• **EXERCISE DESCRIPTION**: Reproduce every entry below precisely. Pictures are excluded from the copy.

• **THE DATA**:
____________________

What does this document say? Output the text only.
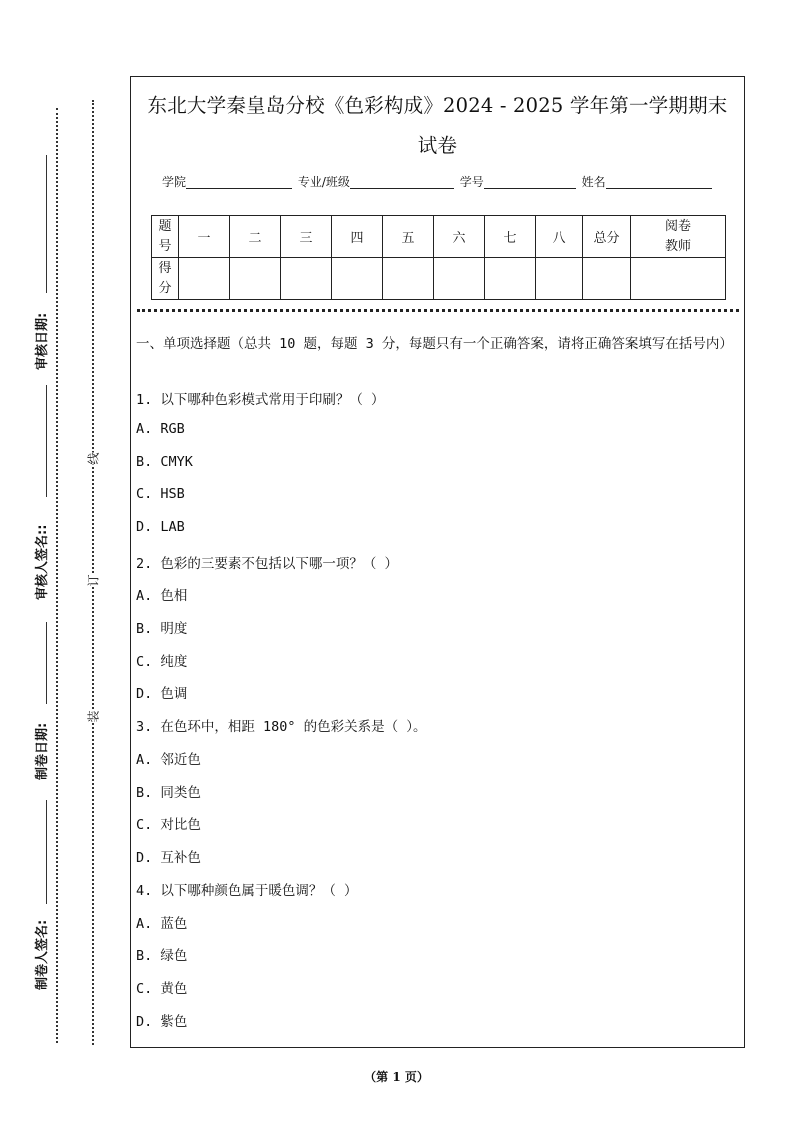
审核日期:
审核人签名::
制卷日期:
制卷人签名:
线
订
装
东北大学秦皇岛分校《色彩构成》2024 - 2025 学年第一学期期末
试卷
学院	专业/班级	学号	姓名
题号	一	二	三	四	五	六	七	八	总分	阅卷教师
得分										
一、单项选择题（总共 10 题，每题 3 分，每题只有一个正确答案，请将正确答案填写在括号内）
1. 以下哪种色彩模式常用于印刷？（ ）
A. RGB
B. CMYK
C. HSB
D. LAB
2. 色彩的三要素不包括以下哪一项？（ ）
A. 色相
B. 明度
C. 纯度
D. 色调
3. 在色环中，相距 180° 的色彩关系是（ ）。
A. 邻近色
B. 同类色
C. 对比色
D. 互补色
4. 以下哪种颜色属于暖色调？（ ）
A. 蓝色
B. 绿色
C. 黄色
D. 紫色
（第 1 页）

____________________

• **COMPLETED TASK**:
What does this document say? Output the text only.
审核日期:
审核人签名::
制卷日期:
制卷人签名:
线
订
装
东北大学秦皇岛分校《色彩构成》2024 - 2025 学年第一学期期末
试卷
学院	专业/班级	学号	姓名
题号	一	二	三	四	五	六	七	八	总分	阅卷教师
得分										
一、单项选择题（总共 10 题，每题 3 分，每题只有一个正确答案，请将正确答案填写在括号内）
1. 以下哪种色彩模式常用于印刷？（ ）
A. RGB
B. CMYK
C. HSB
D. LAB
2. 色彩的三要素不包括以下哪一项？（ ）
A. 色相
B. 明度
C. 纯度
D. 色调
3. 在色环中，相距 180° 的色彩关系是（ ）。
A. 邻近色
B. 同类色
C. 对比色
D. 互补色
4. 以下哪种颜色属于暖色调？（ ）
A. 蓝色
B. 绿色
C. 黄色
D. 紫色
（第 1 页）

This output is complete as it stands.